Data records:
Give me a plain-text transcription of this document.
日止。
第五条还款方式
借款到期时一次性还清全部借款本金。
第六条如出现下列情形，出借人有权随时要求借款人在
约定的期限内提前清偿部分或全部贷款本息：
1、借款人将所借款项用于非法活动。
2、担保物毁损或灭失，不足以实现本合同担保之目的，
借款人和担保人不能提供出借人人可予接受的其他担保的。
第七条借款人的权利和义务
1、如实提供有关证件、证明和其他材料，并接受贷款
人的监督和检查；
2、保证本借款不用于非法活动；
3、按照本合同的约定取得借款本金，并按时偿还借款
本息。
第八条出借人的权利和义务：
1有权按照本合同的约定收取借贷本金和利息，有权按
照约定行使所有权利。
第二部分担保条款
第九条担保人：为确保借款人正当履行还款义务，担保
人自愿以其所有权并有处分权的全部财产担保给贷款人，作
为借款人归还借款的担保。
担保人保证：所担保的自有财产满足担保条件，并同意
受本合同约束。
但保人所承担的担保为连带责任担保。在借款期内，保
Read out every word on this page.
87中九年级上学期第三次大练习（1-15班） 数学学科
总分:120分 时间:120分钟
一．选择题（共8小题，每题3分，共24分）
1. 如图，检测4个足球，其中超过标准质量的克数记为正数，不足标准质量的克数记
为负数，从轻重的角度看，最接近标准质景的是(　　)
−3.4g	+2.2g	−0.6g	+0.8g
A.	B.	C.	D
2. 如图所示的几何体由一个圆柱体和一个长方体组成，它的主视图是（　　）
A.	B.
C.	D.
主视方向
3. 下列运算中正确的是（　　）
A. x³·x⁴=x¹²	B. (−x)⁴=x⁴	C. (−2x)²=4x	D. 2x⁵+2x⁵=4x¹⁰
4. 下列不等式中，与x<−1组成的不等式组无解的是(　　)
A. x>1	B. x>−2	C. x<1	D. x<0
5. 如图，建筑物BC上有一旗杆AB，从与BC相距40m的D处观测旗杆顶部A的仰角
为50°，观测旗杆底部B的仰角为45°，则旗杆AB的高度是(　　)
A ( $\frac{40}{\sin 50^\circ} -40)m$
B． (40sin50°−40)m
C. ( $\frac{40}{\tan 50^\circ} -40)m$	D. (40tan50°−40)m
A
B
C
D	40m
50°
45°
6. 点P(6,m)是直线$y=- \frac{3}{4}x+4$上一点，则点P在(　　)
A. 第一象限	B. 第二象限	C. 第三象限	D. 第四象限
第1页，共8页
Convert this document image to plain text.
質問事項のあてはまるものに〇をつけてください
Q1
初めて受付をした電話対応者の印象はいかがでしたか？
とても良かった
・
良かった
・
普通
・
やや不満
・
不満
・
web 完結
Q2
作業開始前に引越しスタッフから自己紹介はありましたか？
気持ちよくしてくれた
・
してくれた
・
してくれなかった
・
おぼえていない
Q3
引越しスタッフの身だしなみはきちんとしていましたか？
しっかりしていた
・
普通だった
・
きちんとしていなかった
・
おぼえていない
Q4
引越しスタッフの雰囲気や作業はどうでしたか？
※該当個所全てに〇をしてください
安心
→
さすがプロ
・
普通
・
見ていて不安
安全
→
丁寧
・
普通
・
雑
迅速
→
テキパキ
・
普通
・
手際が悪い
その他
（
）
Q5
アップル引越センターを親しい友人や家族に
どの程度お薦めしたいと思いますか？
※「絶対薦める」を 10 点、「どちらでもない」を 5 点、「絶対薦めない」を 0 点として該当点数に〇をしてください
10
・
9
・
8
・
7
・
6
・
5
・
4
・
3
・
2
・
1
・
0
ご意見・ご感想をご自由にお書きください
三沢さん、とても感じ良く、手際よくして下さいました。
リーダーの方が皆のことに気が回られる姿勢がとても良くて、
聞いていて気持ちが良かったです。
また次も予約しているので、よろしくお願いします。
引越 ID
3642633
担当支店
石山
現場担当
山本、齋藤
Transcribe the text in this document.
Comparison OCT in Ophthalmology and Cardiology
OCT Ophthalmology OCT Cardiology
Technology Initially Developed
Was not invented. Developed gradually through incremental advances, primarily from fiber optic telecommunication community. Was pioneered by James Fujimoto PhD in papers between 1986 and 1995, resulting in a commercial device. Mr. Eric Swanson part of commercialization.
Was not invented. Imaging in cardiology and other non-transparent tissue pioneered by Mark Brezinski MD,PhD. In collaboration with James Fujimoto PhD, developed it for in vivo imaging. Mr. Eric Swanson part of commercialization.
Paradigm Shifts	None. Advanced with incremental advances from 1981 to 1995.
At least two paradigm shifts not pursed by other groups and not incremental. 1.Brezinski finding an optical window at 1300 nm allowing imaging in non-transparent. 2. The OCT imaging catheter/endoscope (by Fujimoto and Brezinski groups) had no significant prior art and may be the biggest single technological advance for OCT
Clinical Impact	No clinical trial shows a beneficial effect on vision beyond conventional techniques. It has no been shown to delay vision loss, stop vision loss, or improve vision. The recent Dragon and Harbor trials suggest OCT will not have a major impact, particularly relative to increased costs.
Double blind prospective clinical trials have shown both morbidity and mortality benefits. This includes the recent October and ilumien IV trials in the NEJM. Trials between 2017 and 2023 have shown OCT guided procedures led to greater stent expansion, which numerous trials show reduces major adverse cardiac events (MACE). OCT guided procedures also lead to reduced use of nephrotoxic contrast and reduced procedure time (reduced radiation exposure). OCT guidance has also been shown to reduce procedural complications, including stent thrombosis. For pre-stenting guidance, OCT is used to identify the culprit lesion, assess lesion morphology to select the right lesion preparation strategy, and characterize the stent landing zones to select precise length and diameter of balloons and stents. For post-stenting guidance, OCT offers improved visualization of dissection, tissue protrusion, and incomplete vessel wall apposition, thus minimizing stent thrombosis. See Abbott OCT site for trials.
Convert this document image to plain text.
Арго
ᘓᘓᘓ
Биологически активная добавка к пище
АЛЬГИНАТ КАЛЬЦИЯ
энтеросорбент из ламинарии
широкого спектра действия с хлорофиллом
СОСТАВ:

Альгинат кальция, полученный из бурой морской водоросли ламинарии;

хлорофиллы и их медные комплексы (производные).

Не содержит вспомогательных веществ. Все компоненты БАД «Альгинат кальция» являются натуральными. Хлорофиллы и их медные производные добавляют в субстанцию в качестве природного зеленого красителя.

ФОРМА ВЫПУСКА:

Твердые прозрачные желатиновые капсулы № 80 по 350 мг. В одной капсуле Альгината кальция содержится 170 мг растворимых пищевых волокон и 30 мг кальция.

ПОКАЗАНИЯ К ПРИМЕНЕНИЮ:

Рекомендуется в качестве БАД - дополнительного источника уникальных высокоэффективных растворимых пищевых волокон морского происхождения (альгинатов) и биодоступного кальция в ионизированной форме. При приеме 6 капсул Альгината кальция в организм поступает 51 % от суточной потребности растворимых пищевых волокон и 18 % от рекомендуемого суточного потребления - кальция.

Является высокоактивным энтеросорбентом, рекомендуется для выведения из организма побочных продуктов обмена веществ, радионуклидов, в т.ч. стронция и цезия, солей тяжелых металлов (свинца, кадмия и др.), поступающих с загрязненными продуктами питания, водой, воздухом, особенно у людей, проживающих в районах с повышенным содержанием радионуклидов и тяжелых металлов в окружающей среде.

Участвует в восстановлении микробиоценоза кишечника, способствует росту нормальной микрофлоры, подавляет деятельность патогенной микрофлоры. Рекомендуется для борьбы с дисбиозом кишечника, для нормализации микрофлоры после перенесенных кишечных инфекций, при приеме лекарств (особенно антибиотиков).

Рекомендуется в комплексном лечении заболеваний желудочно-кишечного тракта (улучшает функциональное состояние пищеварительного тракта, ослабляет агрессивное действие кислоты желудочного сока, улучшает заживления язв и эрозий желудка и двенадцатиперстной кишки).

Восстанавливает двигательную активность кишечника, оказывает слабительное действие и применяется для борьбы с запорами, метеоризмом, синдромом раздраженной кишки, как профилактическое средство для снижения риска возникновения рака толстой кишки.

● **Instructions for the task**:
Find the lines that include the string "ламинарии", then copy each of them.

● **Response to the task**:
энтеросорбент из ламинарии
Альгинат кальция, полученный из бурой морской водоросли ламинарии;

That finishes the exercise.